*INPUT RECORDS*

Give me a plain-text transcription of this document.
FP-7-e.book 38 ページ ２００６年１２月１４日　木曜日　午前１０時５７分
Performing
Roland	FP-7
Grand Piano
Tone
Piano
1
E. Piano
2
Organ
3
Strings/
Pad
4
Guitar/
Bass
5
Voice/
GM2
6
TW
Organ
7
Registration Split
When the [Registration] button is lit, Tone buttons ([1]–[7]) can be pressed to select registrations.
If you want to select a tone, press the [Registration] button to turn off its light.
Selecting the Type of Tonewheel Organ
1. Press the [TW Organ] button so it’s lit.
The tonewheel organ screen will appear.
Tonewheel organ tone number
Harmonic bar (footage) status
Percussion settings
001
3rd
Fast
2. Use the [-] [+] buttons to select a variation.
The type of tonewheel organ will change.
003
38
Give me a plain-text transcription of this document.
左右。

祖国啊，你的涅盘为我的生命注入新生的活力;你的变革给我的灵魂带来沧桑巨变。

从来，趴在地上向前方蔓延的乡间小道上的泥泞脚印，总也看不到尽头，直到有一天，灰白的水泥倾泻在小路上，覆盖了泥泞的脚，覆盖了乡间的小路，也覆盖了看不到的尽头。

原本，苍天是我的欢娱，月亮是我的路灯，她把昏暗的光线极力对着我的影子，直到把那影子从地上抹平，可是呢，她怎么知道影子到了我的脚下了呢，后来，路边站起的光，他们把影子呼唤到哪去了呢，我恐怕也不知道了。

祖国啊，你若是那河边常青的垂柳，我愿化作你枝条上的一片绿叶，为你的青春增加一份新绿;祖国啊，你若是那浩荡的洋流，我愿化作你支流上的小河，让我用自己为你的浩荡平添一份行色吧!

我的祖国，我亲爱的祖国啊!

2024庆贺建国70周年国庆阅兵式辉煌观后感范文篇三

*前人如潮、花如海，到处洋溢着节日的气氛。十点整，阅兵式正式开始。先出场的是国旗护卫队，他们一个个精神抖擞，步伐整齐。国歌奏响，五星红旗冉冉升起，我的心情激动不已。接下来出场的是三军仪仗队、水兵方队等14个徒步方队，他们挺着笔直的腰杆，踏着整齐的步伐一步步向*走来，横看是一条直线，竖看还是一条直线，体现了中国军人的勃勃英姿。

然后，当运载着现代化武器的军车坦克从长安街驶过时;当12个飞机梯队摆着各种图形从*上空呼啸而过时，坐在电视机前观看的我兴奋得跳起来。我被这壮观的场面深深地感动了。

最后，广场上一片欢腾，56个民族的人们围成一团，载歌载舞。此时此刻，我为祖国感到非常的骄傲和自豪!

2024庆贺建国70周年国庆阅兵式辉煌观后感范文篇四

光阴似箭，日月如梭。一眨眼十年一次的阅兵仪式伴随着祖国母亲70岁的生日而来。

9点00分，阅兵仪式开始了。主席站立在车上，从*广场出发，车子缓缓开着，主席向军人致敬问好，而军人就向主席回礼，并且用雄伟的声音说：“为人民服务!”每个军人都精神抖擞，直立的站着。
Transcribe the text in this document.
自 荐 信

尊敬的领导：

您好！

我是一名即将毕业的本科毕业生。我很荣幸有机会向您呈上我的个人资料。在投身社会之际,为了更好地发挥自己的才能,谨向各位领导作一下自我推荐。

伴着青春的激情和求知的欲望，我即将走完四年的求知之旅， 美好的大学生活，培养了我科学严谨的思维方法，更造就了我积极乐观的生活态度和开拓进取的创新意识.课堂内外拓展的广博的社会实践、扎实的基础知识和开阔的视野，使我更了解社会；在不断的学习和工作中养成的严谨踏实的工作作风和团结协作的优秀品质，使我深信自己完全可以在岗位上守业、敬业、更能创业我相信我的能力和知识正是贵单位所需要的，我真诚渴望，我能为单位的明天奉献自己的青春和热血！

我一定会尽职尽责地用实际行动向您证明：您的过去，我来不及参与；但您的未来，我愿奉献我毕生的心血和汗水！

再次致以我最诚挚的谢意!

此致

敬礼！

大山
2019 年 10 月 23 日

*GIVEN EXERCISE*
Go through the entries above and pull out each line with "will" in it.

*RESPONSE*
The tonewheel organ screen will appear.
The type of tonewheel organ will change.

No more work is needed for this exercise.